PROMPT –
Locate and copy each line in the data that contains the word "Land".
--- start of RECORDS FOR THE EXERCISE ---
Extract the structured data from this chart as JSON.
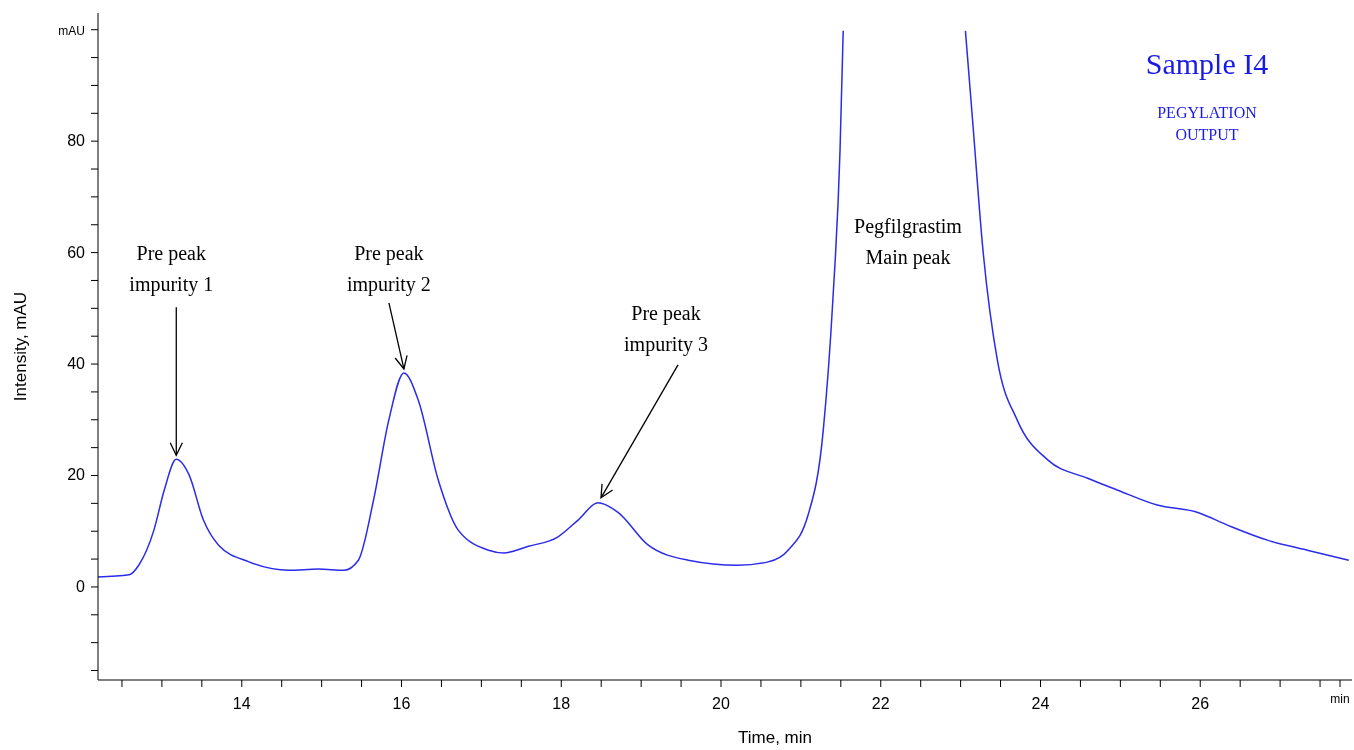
{
  "chart_data": {
    "type": "line",
    "title": "Sample I4",
    "subtitle": "PEGYLATION OUTPUT",
    "xlabel": "Time, min",
    "ylabel": "Intensity, mAU",
    "x": [
      12.2,
      12.59,
      12.71,
      12.9,
      13.03,
      13.18,
      13.34,
      13.52,
      13.71,
      14.09,
      14.59,
      14.96,
      15.28,
      15.46,
      15.65,
      15.84,
      16.03,
      16.21,
      16.46,
      16.71,
      17.09,
      17.28,
      17.59,
      17.96,
      18.21,
      18.46,
      18.71,
      19.09,
      19.59,
      20.21,
      20.59,
      20.84,
      21.09,
      21.28,
      21.4,
      21.49,
      21.53,
      22.3,
      23.06,
      23.15,
      23.28,
      23.46,
      23.71,
      24.09,
      24.59,
      24.96,
      25.46,
      25.96,
      26.34,
      26.84,
      27.34,
      27.86
    ],
    "series": [
      {
        "color": "#2b2bea",
        "values": [
          1.8,
          2.2,
          3.9,
          10.2,
          17.4,
          22.9,
          20.1,
          12.0,
          7.5,
          4.5,
          3.0,
          3.2,
          3.0,
          4.8,
          15.6,
          29.9,
          38.4,
          33.5,
          19.2,
          10.2,
          6.6,
          6.1,
          7.3,
          9.0,
          12.0,
          15.1,
          13.4,
          7.5,
          4.8,
          3.9,
          4.5,
          6.6,
          12.9,
          28.1,
          51.4,
          78.3,
          99.8,
          null,
          99.8,
          83.7,
          60.4,
          40.7,
          29.9,
          22.8,
          19.5,
          17.4,
          14.7,
          13.4,
          11.1,
          8.4,
          6.6,
          4.8
        ]
      }
    ],
    "xlim": [
      12.2,
      27.9
    ],
    "ylim": [
      -16.7,
      103
    ],
    "xticks": [
      {
        "value": 12.5,
        "label": null
      },
      {
        "value": 13,
        "label": null
      },
      {
        "value": 13.5,
        "label": null
      },
      14,
      {
        "value": 14.5,
        "label": null
      },
      {
        "value": 15,
        "label": null
      },
      {
        "value": 15.5,
        "label": null
      },
      16,
      {
        "value": 16.5,
        "label": null
      },
      {
        "value": 17,
        "label": null
      },
      {
        "value": 17.5,
        "label": null
      },
      18,
      {
        "value": 18.5,
        "label": null
      },
      {
        "value": 19,
        "label": null
      },
      {
        "value": 19.5,
        "label": null
      },
      20,
      {
        "value": 20.5,
        "label": null
      },
      {
        "value": 21,
        "label": null
      },
      {
        "value": 21.5,
        "label": null
      },
      22,
      {
        "value": 22.5,
        "label": null
      },
      {
        "value": 23,
        "label": null
      },
      {
        "value": 23.5,
        "label": null
      },
      24,
      {
        "value": 24.5,
        "label": null
      },
      {
        "value": 25,
        "label": null
      },
      {
        "value": 25.5,
        "label": null
      },
      26,
      {
        "value": 26.5,
        "label": null
      },
      {
        "value": 27,
        "label": null
      },
      {
        "value": 27.5,
        "label": null
      },
      {
        "value": 27.75,
        "label": "min"
      }
    ],
    "yticks": [
      {
        "value": -15,
        "label": null
      },
      {
        "value": -10,
        "label": null
      },
      {
        "value": -5,
        "label": null
      },
      0,
      {
        "value": 5,
        "label": null
      },
      {
        "value": 10,
        "label": null
      },
      {
        "value": 15,
        "label": null
      },
      20,
      {
        "value": 25,
        "label": null
      },
      {
        "value": 30,
        "label": null
      },
      {
        "value": 35,
        "label": null
      },
      40,
      {
        "value": 45,
        "label": null
      },
      {
        "value": 50,
        "label": null
      },
      {
        "value": 55,
        "label": null
      },
      60,
      {
        "value": 65,
        "label": null
      },
      {
        "value": 70,
        "label": null
      },
      {
        "value": 75,
        "label": null
      },
      80,
      {
        "value": 85,
        "label": null
      },
      {
        "value": 90,
        "label": null
      },
      {
        "value": 95,
        "label": null
      },
      {
        "value": 100,
        "label": "mAU"
      }
    ],
    "marker": "none",
    "line_style": "solid",
    "annotations": [
      {
        "text": "Pre peak\nimpurity 1",
        "x": 13.18,
        "y": 22.9
      },
      {
        "text": "Pre peak\nimpurity 2",
        "x": 16.03,
        "y": 38.4
      },
      {
        "text": "Pre peak\nimpurity 3",
        "x": 18.46,
        "y": 15.1
      },
      "Pegfilgrastim\nMain peak"
    ]
  }
}
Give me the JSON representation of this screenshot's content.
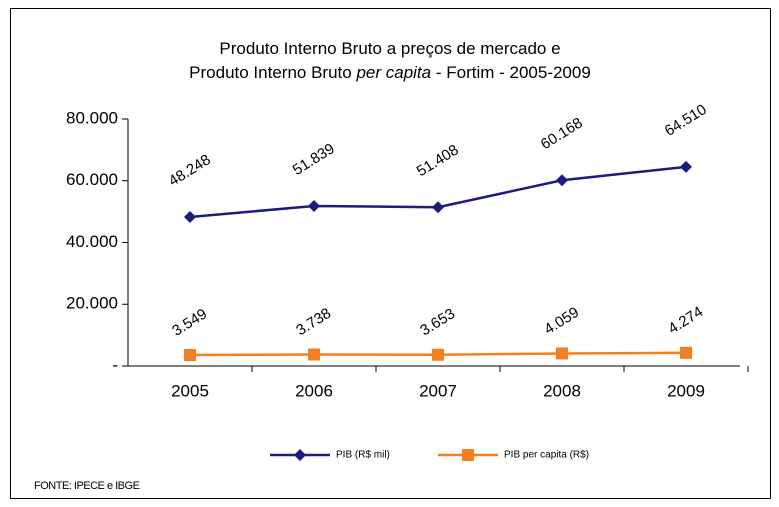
{
  "chart_data": {
    "type": "line",
    "title": [
      [
        {
          "text": "Produto Interno Bruto a preços de mercado  e"
        }
      ],
      [
        {
          "text": "Produto Interno Bruto "
        },
        {
          "text": "per capita",
          "italic": true
        },
        {
          "text": " - Fortim - 2005-2009"
        }
      ]
    ],
    "categories": [
      "2005",
      "2006",
      "2007",
      "2008",
      "2009"
    ],
    "series": [
      {
        "name": "PIB (R$ mil)",
        "color": "#1c1c80",
        "marker": "diamond",
        "values": [
          48248,
          51839,
          51408,
          60168,
          64510
        ],
        "value_labels": [
          "48.248",
          "51.839",
          "51.408",
          "60.168",
          "64.510"
        ]
      },
      {
        "name": "PIB per capita (R$)",
        "color": "#f57f1f",
        "marker": "square",
        "values": [
          3549,
          3738,
          3653,
          4059,
          4274
        ],
        "value_labels": [
          "3.549",
          "3.738",
          "3.653",
          "4.059",
          "4.274"
        ]
      }
    ],
    "ylim": [
      0,
      80000
    ],
    "yticks": [
      {
        "value": 0,
        "label": "-"
      },
      {
        "value": 20000,
        "label": "20.000"
      },
      {
        "value": 40000,
        "label": "40.000"
      },
      {
        "value": 60000,
        "label": "60.000"
      },
      {
        "value": 80000,
        "label": "80.000"
      }
    ],
    "grid": false,
    "legend": "bottom",
    "source": "FONTE: IPECE e IBGE"
  }
}
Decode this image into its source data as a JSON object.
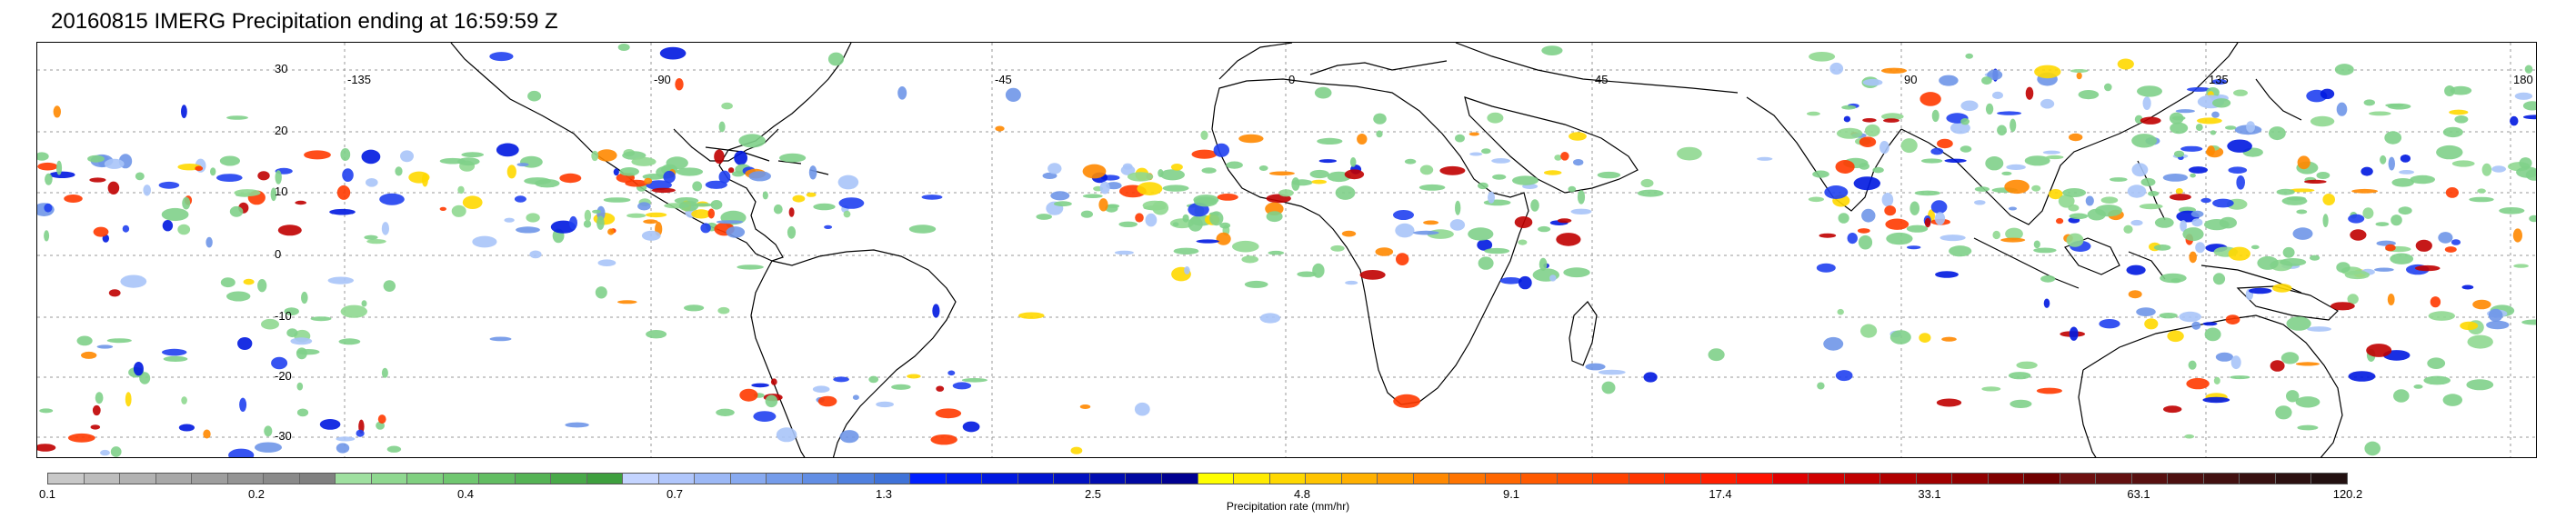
{
  "title": "20160815 IMERG Precipitation ending at 16:59:59 Z",
  "map": {
    "lon_labels": [
      "-135",
      "-90",
      "-45",
      "0",
      "45",
      "90",
      "135",
      "180"
    ],
    "lat_labels": [
      "30",
      "20",
      "10",
      "0",
      "-10",
      "-20",
      "-30"
    ]
  },
  "colorbar": {
    "label": "Precipitation rate (mm/hr)",
    "ticks": [
      "0.1",
      "0.2",
      "0.4",
      "0.7",
      "1.3",
      "2.5",
      "4.8",
      "9.1",
      "17.4",
      "33.1",
      "63.1",
      "120.2"
    ],
    "colors": [
      "#c8c8c8",
      "#bdbdbd",
      "#b2b2b2",
      "#a8a8a8",
      "#9e9e9e",
      "#949494",
      "#8a8a8a",
      "#808080",
      "#9fe0a0",
      "#8fd890",
      "#80d080",
      "#70c770",
      "#62bd62",
      "#55b355",
      "#49a949",
      "#3e9f3e",
      "#c4d4ff",
      "#b0c6fb",
      "#9cb8f5",
      "#88aaf0",
      "#759cea",
      "#628ee4",
      "#5080de",
      "#3f72d8",
      "#0020ff",
      "#001cf0",
      "#0018e0",
      "#0014d0",
      "#0010c0",
      "#000cb0",
      "#0008a0",
      "#000090",
      "#ffff00",
      "#ffeb00",
      "#ffd800",
      "#ffc400",
      "#ffb000",
      "#ff9c00",
      "#ff8800",
      "#ff7400",
      "#ff6600",
      "#ff5a00",
      "#ff4e00",
      "#ff4200",
      "#ff3600",
      "#ff2a00",
      "#ff1e00",
      "#ff1200",
      "#e00000",
      "#d00000",
      "#c00000",
      "#b00000",
      "#a00000",
      "#900000",
      "#800000",
      "#700000",
      "#6e1010",
      "#631010",
      "#581010",
      "#4d1010",
      "#421010",
      "#371010",
      "#2c1010",
      "#221010"
    ]
  }
}
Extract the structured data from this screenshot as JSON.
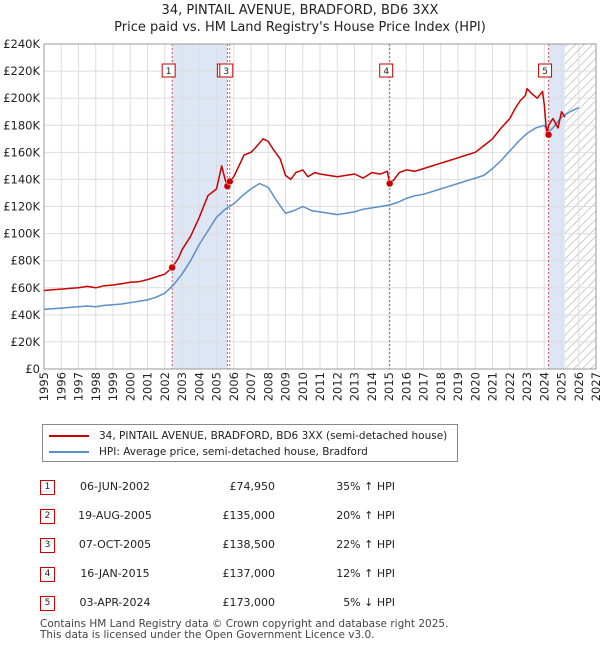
{
  "title_line1": "34, PINTAIL AVENUE, BRADFORD, BD6 3XX",
  "title_line2": "Price paid vs. HM Land Registry's House Price Index (HPI)",
  "chart_data": {
    "type": "line",
    "title": "34, PINTAIL AVENUE, BRADFORD, BD6 3XX - Price paid vs. HM Land Registry's House Price Index (HPI)",
    "xlim": [
      1995,
      2027
    ],
    "ylim": [
      0,
      240000
    ],
    "x_ticks": [
      "1995",
      "1996",
      "1997",
      "1998",
      "1999",
      "2000",
      "2001",
      "2002",
      "2003",
      "2004",
      "2005",
      "2006",
      "2007",
      "2008",
      "2009",
      "2010",
      "2011",
      "2012",
      "2013",
      "2014",
      "2015",
      "2016",
      "2017",
      "2018",
      "2019",
      "2020",
      "2021",
      "2022",
      "2023",
      "2024",
      "2025",
      "2026",
      "2027"
    ],
    "y_ticks": [
      {
        "value": 0,
        "label": "£0"
      },
      {
        "value": 20000,
        "label": "£20K"
      },
      {
        "value": 40000,
        "label": "£40K"
      },
      {
        "value": 60000,
        "label": "£60K"
      },
      {
        "value": 80000,
        "label": "£80K"
      },
      {
        "value": 100000,
        "label": "£100K"
      },
      {
        "value": 120000,
        "label": "£120K"
      },
      {
        "value": 140000,
        "label": "£140K"
      },
      {
        "value": 160000,
        "label": "£160K"
      },
      {
        "value": 180000,
        "label": "£180K"
      },
      {
        "value": 200000,
        "label": "£200K"
      },
      {
        "value": 220000,
        "label": "£220K"
      },
      {
        "value": 240000,
        "label": "£240K"
      }
    ],
    "colors": {
      "property": "#cc0000",
      "hpi": "#5b8fc9",
      "shade": "#dde6f5",
      "grid": "#dddddd"
    },
    "forecast_start": 2025.2,
    "series": [
      {
        "name": "34, PINTAIL AVENUE, BRADFORD, BD6 3XX (semi-detached house)",
        "color": "#cc0000",
        "x": [
          1995,
          1995.5,
          1996,
          1996.5,
          1997,
          1997.5,
          1998,
          1998.5,
          1999,
          1999.5,
          2000,
          2000.5,
          2001,
          2001.5,
          2002,
          2002.43,
          2002.8,
          2003,
          2003.5,
          2004,
          2004.5,
          2005,
          2005.3,
          2005.5,
          2005.63,
          2005.77,
          2006,
          2006.3,
          2006.6,
          2007,
          2007.3,
          2007.7,
          2008,
          2008.3,
          2008.7,
          2009,
          2009.3,
          2009.6,
          2010,
          2010.3,
          2010.7,
          2011,
          2011.5,
          2012,
          2012.5,
          2013,
          2013.5,
          2014,
          2014.5,
          2014.9,
          2015.04,
          2015.3,
          2015.6,
          2016,
          2016.5,
          2017,
          2017.5,
          2018,
          2018.5,
          2019,
          2019.5,
          2020,
          2020.5,
          2021,
          2021.5,
          2022,
          2022.3,
          2022.6,
          2022.9,
          2023,
          2023.3,
          2023.6,
          2023.9,
          2024,
          2024.15,
          2024.25,
          2024.5,
          2024.8,
          2025,
          2025.2
        ],
        "y": [
          58000,
          58500,
          59000,
          59500,
          60000,
          61000,
          60000,
          61500,
          62000,
          63000,
          64000,
          64500,
          66000,
          68000,
          70000,
          74950,
          82000,
          88000,
          98000,
          112000,
          128000,
          133000,
          150000,
          140000,
          135000,
          138500,
          142000,
          150000,
          158000,
          160000,
          164000,
          170000,
          168000,
          162000,
          155000,
          143000,
          140000,
          145000,
          147000,
          142000,
          145000,
          144000,
          143000,
          142000,
          143000,
          144000,
          141000,
          145000,
          144000,
          146000,
          137000,
          140000,
          145000,
          147000,
          146000,
          148000,
          150000,
          152000,
          154000,
          156000,
          158000,
          160000,
          165000,
          170000,
          178000,
          185000,
          192000,
          198000,
          202000,
          207000,
          203000,
          200000,
          205000,
          195000,
          173000,
          180000,
          185000,
          178000,
          190000,
          186000
        ]
      },
      {
        "name": "HPI: Average price, semi-detached house, Bradford",
        "color": "#5b8fc9",
        "x": [
          1995,
          1995.5,
          1996,
          1996.5,
          1997,
          1997.5,
          1998,
          1998.5,
          1999,
          1999.5,
          2000,
          2000.5,
          2001,
          2001.5,
          2002,
          2002.5,
          2003,
          2003.5,
          2004,
          2004.5,
          2005,
          2005.5,
          2006,
          2006.5,
          2007,
          2007.5,
          2008,
          2008.5,
          2009,
          2009.5,
          2010,
          2010.5,
          2011,
          2011.5,
          2012,
          2012.5,
          2013,
          2013.5,
          2014,
          2014.5,
          2015,
          2015.5,
          2016,
          2016.5,
          2017,
          2017.5,
          2018,
          2018.5,
          2019,
          2019.5,
          2020,
          2020.5,
          2021,
          2021.5,
          2022,
          2022.5,
          2023,
          2023.5,
          2024,
          2024.25,
          2024.5,
          2025,
          2025.5,
          2026
        ],
        "y": [
          44000,
          44500,
          45000,
          45500,
          46000,
          46500,
          46000,
          47000,
          47500,
          48000,
          49000,
          50000,
          51000,
          53000,
          56000,
          62000,
          70000,
          80000,
          92000,
          102000,
          112000,
          118000,
          122000,
          128000,
          133000,
          137000,
          134000,
          124000,
          115000,
          117000,
          120000,
          117000,
          116000,
          115000,
          114000,
          115000,
          116000,
          118000,
          119000,
          120000,
          121000,
          123000,
          126000,
          128000,
          129000,
          131000,
          133000,
          135000,
          137000,
          139000,
          141000,
          143000,
          148000,
          154000,
          161000,
          168000,
          174000,
          178000,
          180000,
          175000,
          178000,
          186000,
          190000,
          193000
        ]
      }
    ],
    "transactions": [
      {
        "num": "1",
        "x": 2002.43,
        "y": 74950
      },
      {
        "num": "2",
        "x": 2005.63,
        "y": 135000
      },
      {
        "num": "3",
        "x": 2005.77,
        "y": 138500
      },
      {
        "num": "4",
        "x": 2015.04,
        "y": 137000
      },
      {
        "num": "5",
        "x": 2024.25,
        "y": 173000
      }
    ]
  },
  "legend": {
    "property_label": "34, PINTAIL AVENUE, BRADFORD, BD6 3XX (semi-detached house)",
    "hpi_label": "HPI: Average price, semi-detached house, Bradford"
  },
  "table": [
    {
      "num": "1",
      "date": "06-JUN-2002",
      "price": "£74,950",
      "hpi": "35% ↑ HPI"
    },
    {
      "num": "2",
      "date": "19-AUG-2005",
      "price": "£135,000",
      "hpi": "20% ↑ HPI"
    },
    {
      "num": "3",
      "date": "07-OCT-2005",
      "price": "£138,500",
      "hpi": "22% ↑ HPI"
    },
    {
      "num": "4",
      "date": "16-JAN-2015",
      "price": "£137,000",
      "hpi": "12% ↑ HPI"
    },
    {
      "num": "5",
      "date": "03-APR-2024",
      "price": "£173,000",
      "hpi": "5% ↓ HPI"
    }
  ],
  "footer": {
    "line1": "Contains HM Land Registry data © Crown copyright and database right 2025.",
    "line2": "This data is licensed under the Open Government Licence v3.0."
  }
}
--- end of RECORDS FOR THE EXERCISE ---
WRITTEN REPLY –
  "title_line2": "Price paid vs. HM Land Registry's House Price Index (HPI)",
    "title": "34, PINTAIL AVENUE, BRADFORD, BD6 3XX - Price paid vs. HM Land Registry's House Price Index (HPI)",
    "line1": "Contains HM Land Registry data © Crown copyright and database right 2025.",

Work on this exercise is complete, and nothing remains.